设定题目 = 把下面记录中从含有“ghost-bubble: Queria um”的那一行起、到含有“message-bubble-outgoing[interactable]: aí não”的那一行止的所有行逐字重抄一遍，首尾两行都要包括在内。

─── 所给记录 ───

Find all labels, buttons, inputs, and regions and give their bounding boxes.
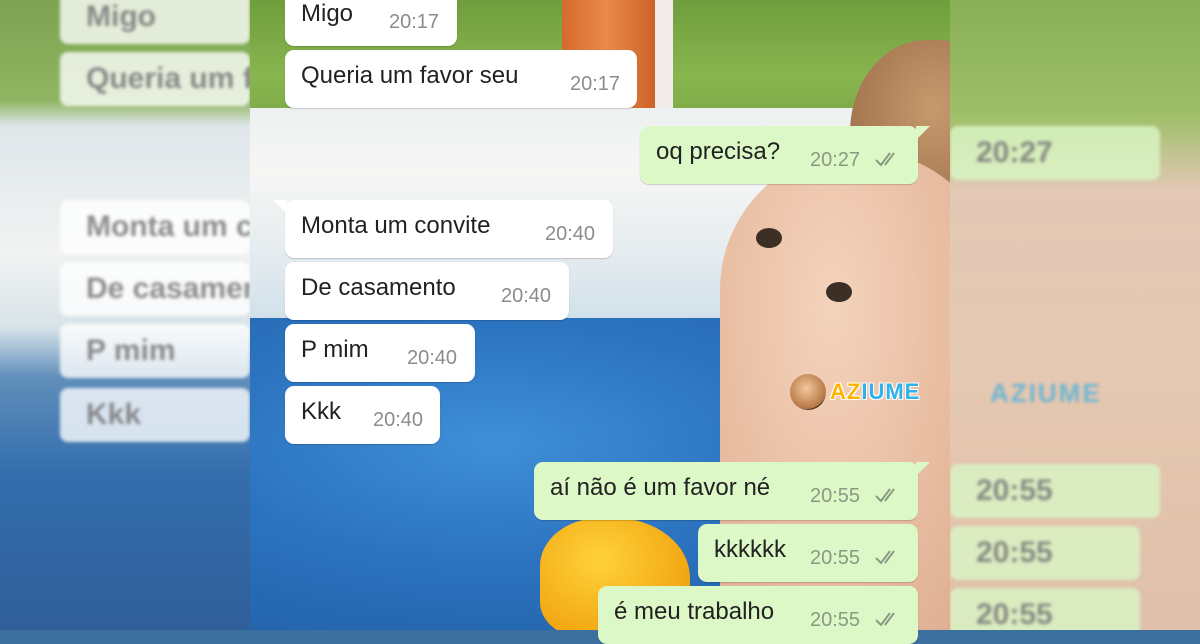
ghost-bubble: Queria um favor seu xyxy=(60,52,250,106)
message-bubble-outgoing[interactable]: oq precisa? 20:27 xyxy=(640,126,930,184)
message-text: aí não é um favor né xyxy=(550,474,771,501)
watermark-prefix: AZ xyxy=(830,379,862,404)
message-text: é meu trabalho xyxy=(614,598,775,625)
azium-watermark: AZIUME xyxy=(790,372,920,412)
ghost-bubble: Migo xyxy=(60,0,250,44)
read-ticks-icon xyxy=(875,550,895,565)
message-text: oq precisa? xyxy=(656,138,781,165)
message-time: 20:40 xyxy=(373,409,424,431)
baby-eye xyxy=(826,282,852,302)
message-bubble-incoming[interactable]: Queria um favor seu 20:17 xyxy=(285,50,637,108)
message-bubble-outgoing[interactable]: aí não é um favor né 20:55 xyxy=(534,462,930,520)
message-bubble-incoming[interactable]: Kkk 20:40 xyxy=(285,386,440,444)
message-text: Migo xyxy=(301,0,354,27)
message-text: Queria um favor seu xyxy=(301,62,519,89)
read-ticks-icon xyxy=(875,152,895,167)
message-bubble-incoming[interactable]: De casamento 20:40 xyxy=(285,262,569,320)
left-blurred-panel: Migo Queria um favor seu Monta um convit… xyxy=(0,0,250,630)
bubble-tail xyxy=(916,462,930,476)
ghost-bubble: De casamento xyxy=(60,262,250,316)
message-text: Monta um convite xyxy=(301,212,491,239)
message-time: 20:40 xyxy=(545,223,596,245)
message-text: kkkkkk xyxy=(714,536,786,563)
ghost-bubble: 20:55 xyxy=(950,464,1160,518)
message-time: 20:55 xyxy=(810,609,861,631)
message-time: 20:40 xyxy=(501,285,552,307)
message-bubble-incoming[interactable]: P mim 20:40 xyxy=(285,324,475,382)
baby-eye xyxy=(756,228,782,248)
message-bubble-incoming[interactable]: Monta um convite 20:40 xyxy=(273,200,613,258)
message-text: De casamento xyxy=(301,274,456,301)
message-bubble-outgoing[interactable]: é meu trabalho 20:55 xyxy=(598,586,918,644)
ghost-bubble: 20:55 xyxy=(950,588,1140,630)
message-time: 20:55 xyxy=(810,485,861,507)
read-ticks-icon xyxy=(875,488,895,503)
watermark-text: AZIUME xyxy=(830,379,920,405)
message-bubble-outgoing[interactable]: kkkkkk 20:55 xyxy=(698,524,918,582)
ghost-watermark: AZIUME xyxy=(990,378,1102,408)
watermark-suffix: IUME xyxy=(861,379,921,404)
message-bubble-incoming[interactable]: Migo 20:17 xyxy=(285,0,457,46)
bubble-tail xyxy=(273,200,287,214)
right-blurred-panel: 20:27 AZIUME 20:55 20:55 20:55 xyxy=(950,0,1200,630)
message-text: P mim xyxy=(301,336,369,363)
message-text: Kkk xyxy=(301,398,342,425)
ghost-bubble: Monta um convite xyxy=(60,200,250,254)
message-time: 20:55 xyxy=(810,547,861,569)
ghost-bubble: 20:55 xyxy=(950,526,1140,580)
message-time: 20:27 xyxy=(810,149,861,171)
mascot-icon xyxy=(790,374,826,410)
ghost-bubble: Kkk xyxy=(60,388,250,442)
message-time: 20:40 xyxy=(407,347,458,369)
ghost-bubble: 20:27 xyxy=(950,126,1160,180)
ghost-bubble: P mim xyxy=(60,324,250,378)
message-time: 20:17 xyxy=(570,73,621,95)
bubble-tail xyxy=(916,126,930,140)
message-time: 20:17 xyxy=(389,11,440,33)
read-ticks-icon xyxy=(875,612,895,627)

───

最终结果 =
ghost-bubble: Queria um favor seu xyxy=(60,52,250,106)
message-bubble-outgoing[interactable]: oq precisa? 20:27 xyxy=(640,126,930,184)
message-text: aí não é um favor né xyxy=(550,474,771,501)
watermark-prefix: AZ xyxy=(830,379,862,404)
message-text: é meu trabalho xyxy=(614,598,775,625)
azium-watermark: AZIUME xyxy=(790,372,920,412)
ghost-bubble: Migo xyxy=(60,0,250,44)
read-ticks-icon xyxy=(875,550,895,565)
message-text: oq precisa? xyxy=(656,138,781,165)
message-time: 20:40 xyxy=(373,409,424,431)
baby-eye xyxy=(826,282,852,302)
message-bubble-incoming[interactable]: Queria um favor seu 20:17 xyxy=(285,50,637,108)
message-bubble-outgoing[interactable]: aí não é um favor né 20:55 xyxy=(534,462,930,520)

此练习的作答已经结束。